> Supplied records:

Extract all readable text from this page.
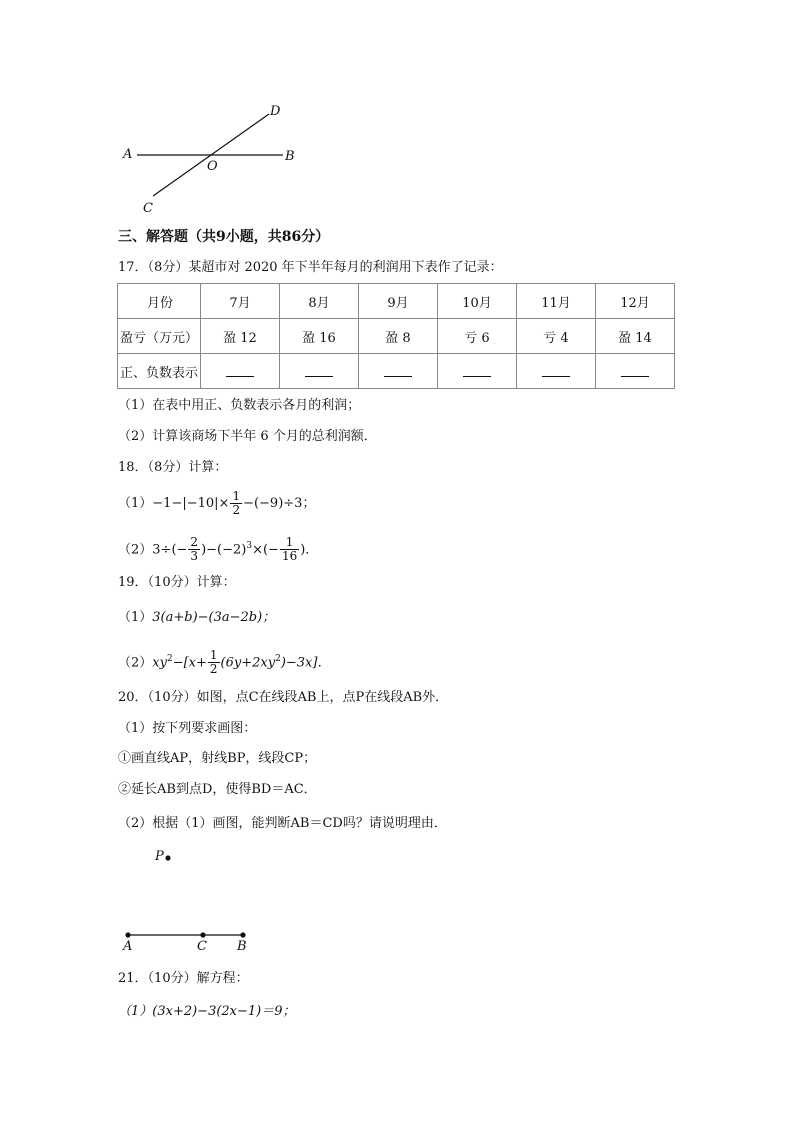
A	B
O
D
C
三、解答题（共9小题，共86分）
17．（8分）某超市对 2020 年下半年每月的利润用下表作了记录：
月份	7月	8月	9月	10月	11月	12月
盈亏（万元）	盈 12	盈 16	盈 8	亏 6	亏 4	盈 14
正、负数表示						
（1）在表中用正、负数表示各月的利润；
（2）计算该商场下半年 6 个月的总利润额．
18．（8分）计算：
$(1)-1-|-10|\times \frac{1}{2} -(-9)\div 3$；
$(2)3\div(- \frac{2}{3} )-(-2)^3\times(- \frac{1}{16}$ )．
19．（10分）计算：
（1）3(a+b)−(3a−2b)；
$(2)xy^2-[x+ \frac{1}{2} (6y+2xy^2)-3x]$．
20．（10分）如图，点C在线段AB上，点P在线段AB外．
（1）按下列要求画图：
①画直线AP，射线BP，线段CP；
②延长AB到点D，使得BD＝AC．
（2）根据（1）画图，能判断AB＝CD吗？请说明理由．
P
A	C B
21．（10分）解方程：
（1）(3x+2)−3(2x−1)＝9；
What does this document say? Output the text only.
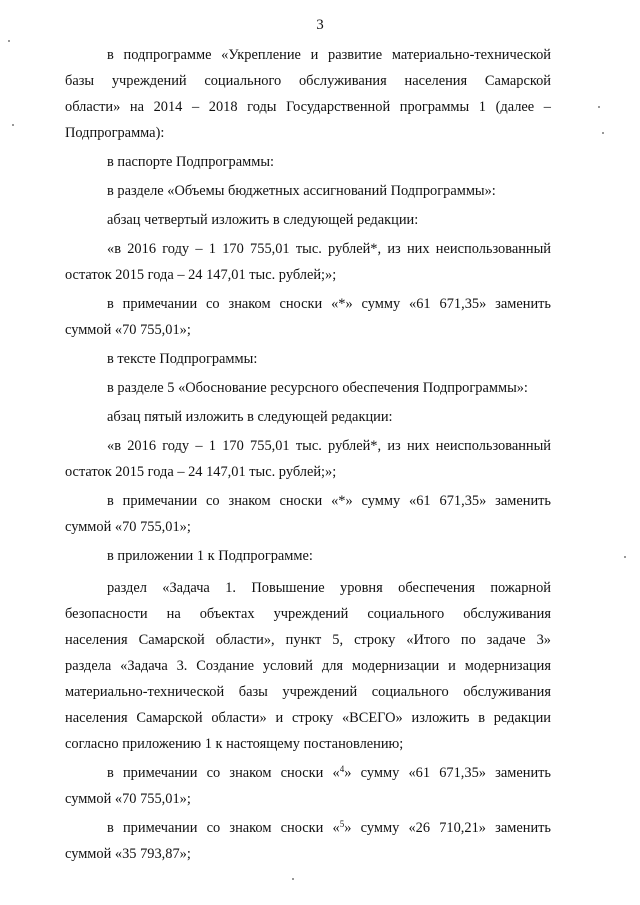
3
в подпрограмме «Укрепление и развитие материально-технической
базы учреждений социального обслуживания населения Самарской
области» на 2014 – 2018 годы Государственной программы 1 (далее –
Подпрограмма):
в паспорте Подпрограммы:
в разделе «Объемы бюджетных ассигнований Подпрограммы»:
абзац четвертый изложить в следующей редакции:
«в 2016 году – 1 170 755,01 тыс. рублей*, из них неиспользованный
остаток 2015 года – 24 147,01 тыс. рублей;»;
в примечании со знаком сноски «*» сумму «61 671,35» заменить
суммой «70 755,01»;
в тексте Подпрограммы:
в разделе 5 «Обоснование ресурсного обеспечения Подпрограммы»:
абзац пятый изложить в следующей редакции:
«в 2016 году – 1 170 755,01 тыс. рублей*, из них неиспользованный
остаток 2015 года – 24 147,01 тыс. рублей;»;
в примечании со знаком сноски «*» сумму «61 671,35» заменить
суммой «70 755,01»;
в приложении 1 к Подпрограмме:
раздел «Задача 1. Повышение уровня обеспечения пожарной
безопасности на объектах учреждений социального обслуживания
населения Самарской области», пункт 5, строку «Итого по задаче 3»
раздела «Задача 3. Создание условий для модернизации и модернизация
материально-технической базы учреждений социального обслуживания
населения Самарской области» и строку «ВСЕГО» изложить в редакции
согласно приложению 1 к настоящему постановлению;
в примечании со знаком сноски «$^4$» сумму «61 671,35» заменить
суммой «70 755,01»;
в примечании со знаком сноски «$^5$» сумму «26 710,21» заменить
суммой «35 793,87»;
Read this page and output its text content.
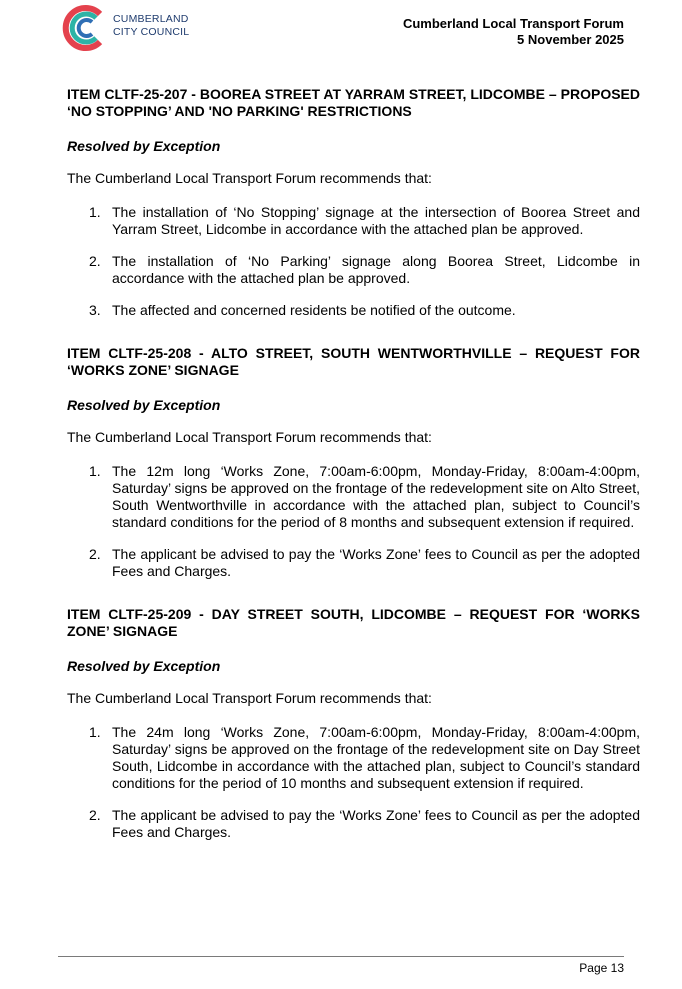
CUMBERLAND
CITY COUNCIL
Cumberland Local Transport Forum
5 November 2025

ITEM CLTF-25-207 - BOOREA STREET AT YARRAM STREET, LIDCOMBE – PROPOSED ‘NO STOPPING’ AND 'NO PARKING' RESTRICTIONS

Resolved by Exception

The Cumberland Local Transport Forum recommends that:

1. The installation of ‘No Stopping’ signage at the intersection of Boorea Street and Yarram Street, Lidcombe in accordance with the attached plan be approved.
2. The installation of ‘No Parking’ signage along Boorea Street, Lidcombe in accordance with the attached plan be approved.
3. The affected and concerned residents be notified of the outcome.

ITEM CLTF-25-208 - ALTO STREET, SOUTH WENTWORTHVILLE – REQUEST FOR ‘WORKS ZONE’ SIGNAGE

Resolved by Exception

The Cumberland Local Transport Forum recommends that:

1. The 12m long ‘Works Zone, 7:00am-6:00pm, Monday-Friday, 8:00am-4:00pm, Saturday’ signs be approved on the frontage of the redevelopment site on Alto Street, South Wentworthville in accordance with the attached plan, subject to Council’s standard conditions for the period of 8 months and subsequent extension if required.
2. The applicant be advised to pay the ‘Works Zone’ fees to Council as per the adopted Fees and Charges.

ITEM CLTF-25-209 - DAY STREET SOUTH, LIDCOMBE – REQUEST FOR ‘WORKS ZONE’ SIGNAGE

Resolved by Exception

The Cumberland Local Transport Forum recommends that:

1. The 24m long ‘Works Zone, 7:00am-6:00pm, Monday-Friday, 8:00am-4:00pm, Saturday’ signs be approved on the frontage of the redevelopment site on Day Street South, Lidcombe in accordance with the attached plan, subject to Council’s standard conditions for the period of 10 months and subsequent extension if required.
2. The applicant be advised to pay the ‘Works Zone’ fees to Council as per the adopted Fees and Charges.
Page 13
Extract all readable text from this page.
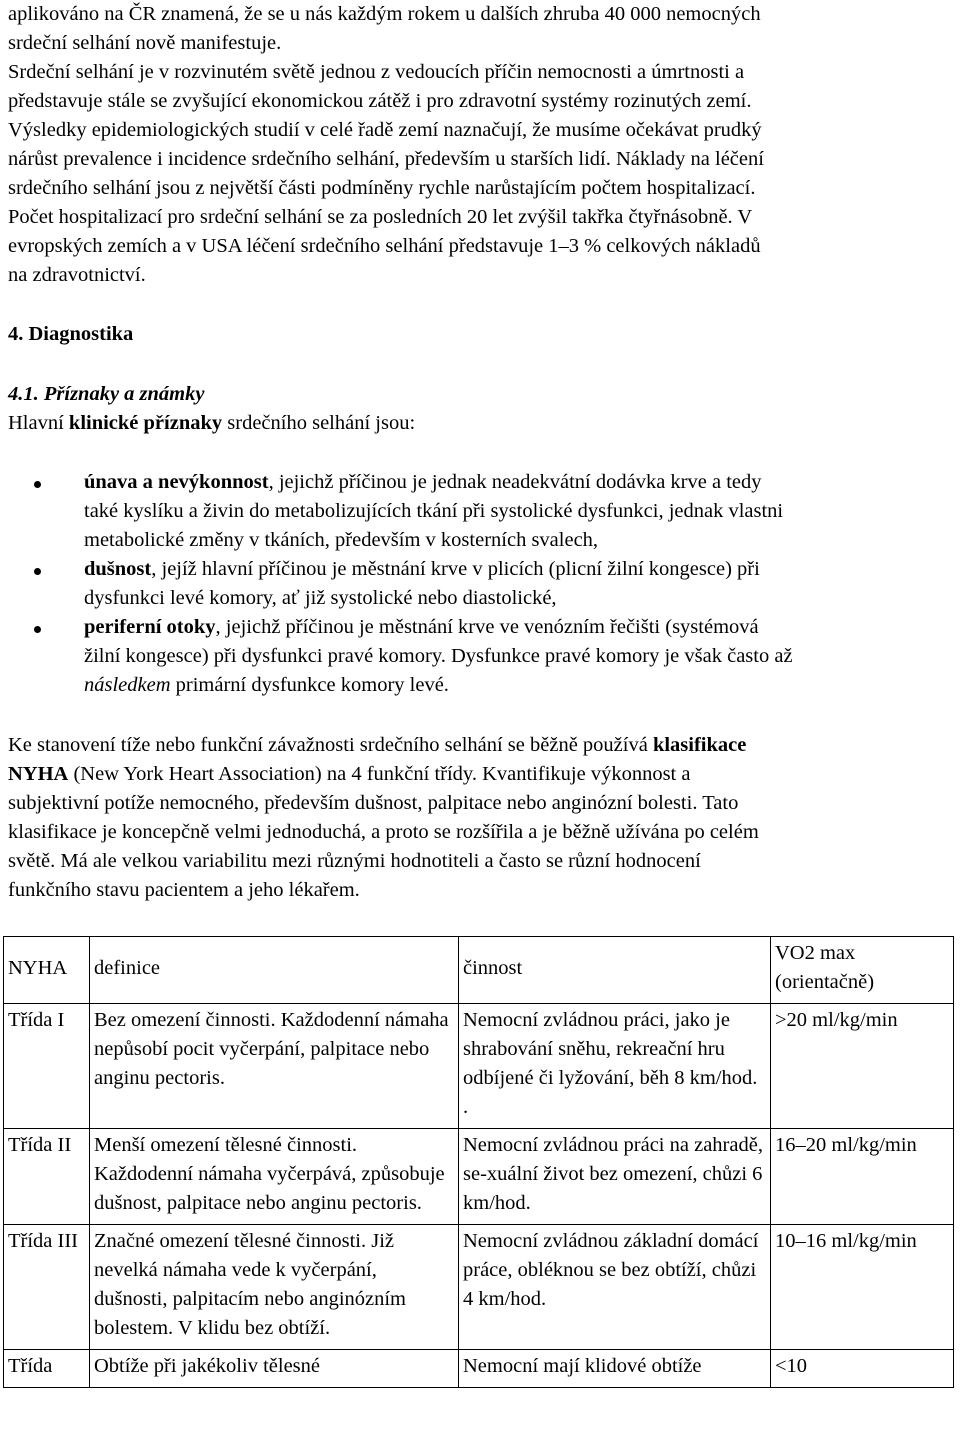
aplikováno na ČR znamená, že se u nás každým rokem u dalších zhruba 40 000 nemocných
srdeční selhání nově manifestuje.
Srdeční selhání je v rozvinutém světě jednou z vedoucích příčin nemocnosti a úmrtnosti a
představuje stále se zvyšující ekonomickou zátěž i pro zdravotní systémy rozinutých zemí.
Výsledky epidemiologických studií v celé řadě zemí naznačují, že musíme očekávat prudký
nárůst prevalence i incidence srdečního selhání, především u starších lidí. Náklady na léčení
srdečního selhání jsou z největší části podmíněny rychle narůstajícím počtem hospitalizací.
Počet hospitalizací pro srdeční selhání se za posledních 20 let zvýšil takřka čtyřnásobně. V
evropských zemích a v USA léčení srdečního selhání představuje 1–3 % celkových nákladů
na zdravotnictví.
4. Diagnostika
4.1. Příznaky a známky
Hlavní klinické příznaky srdečního selhání jsou:
únava a nevýkonnost, jejichž příčinou je jednak neadekvátní dodávka krve a tedy
také kyslíku a živin do metabolizujících tkání při systolické dysfunkci, jednak vlastni
metabolické změny v tkáních, především v kosterních svalech,
dušnost, jejíž hlavní příčinou je městnání krve v plicích (plicní žilní kongesce) při
dysfunkci levé komory, ať již systolické nebo diastolické,
periferní otoky, jejichž příčinou je městnání krve ve venózním řečišti (systémová
žilní kongesce) při dysfunkci pravé komory. Dysfunkce pravé komory je však často až
následkem primární dysfunkce komory levé.
Ke stanovení tíže nebo funkční závažnosti srdečního selhání se běžně používá klasifikace
NYHA (New York Heart Association) na 4 funkční třídy. Kvantifikuje výkonnost a
subjektivní potíže nemocného, především dušnost, palpitace nebo anginózní bolesti. Tato
klasifikace je koncepčně velmi jednoduchá, a proto se rozšířila a je běžně užívána po celém
světě. Má ale velkou variabilitu mezi různými hodnotiteli a často se různí hodnocení
funkčního stavu pacientem a jeho lékařem.
NYHA	definice	činnost	VO2 max (orientačně)
Třída I	Bez omezení činnosti. Každodenní námaha nepůsobí pocit vyčerpání, palpitace nebo anginu pectoris.	Nemocní zvládnou práci, jako je shrabování sněhu, rekreační hru odbíjené či lyžování, běh 8 km/hod. .	>20 ml/kg/min
Třída II	Menší omezení tělesné činnosti. Každodenní námaha vyčerpává, způsobuje dušnost, palpitace nebo anginu pectoris.	Nemocní zvládnou práci na zahradě, se-xuální život bez omezení, chůzi 6 km/hod.	16–20 ml/kg/min
Třída III	Značné omezení tělesné činnosti. Již nevelká námaha vede k vyčerpání, dušnosti, palpitacím nebo anginózním bolestem. V klidu bez obtíží.	Nemocní zvládnou základní domácí práce, obléknou se bez obtíží, chůzi 4 km/hod.	10–16 ml/kg/min
Třída	Obtíže při jakékoliv tělesné	Nemocní mají klidové obtíže	<10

> Problem to work on: Copy each line of the listing in which the word "NYHA" can be found.

> Final answer:
NYHA (New York Heart Association) na 4 funkční třídy. Kvantifikuje výkonnost a
NYHA	definice	činnost	VO2 max (orientačně)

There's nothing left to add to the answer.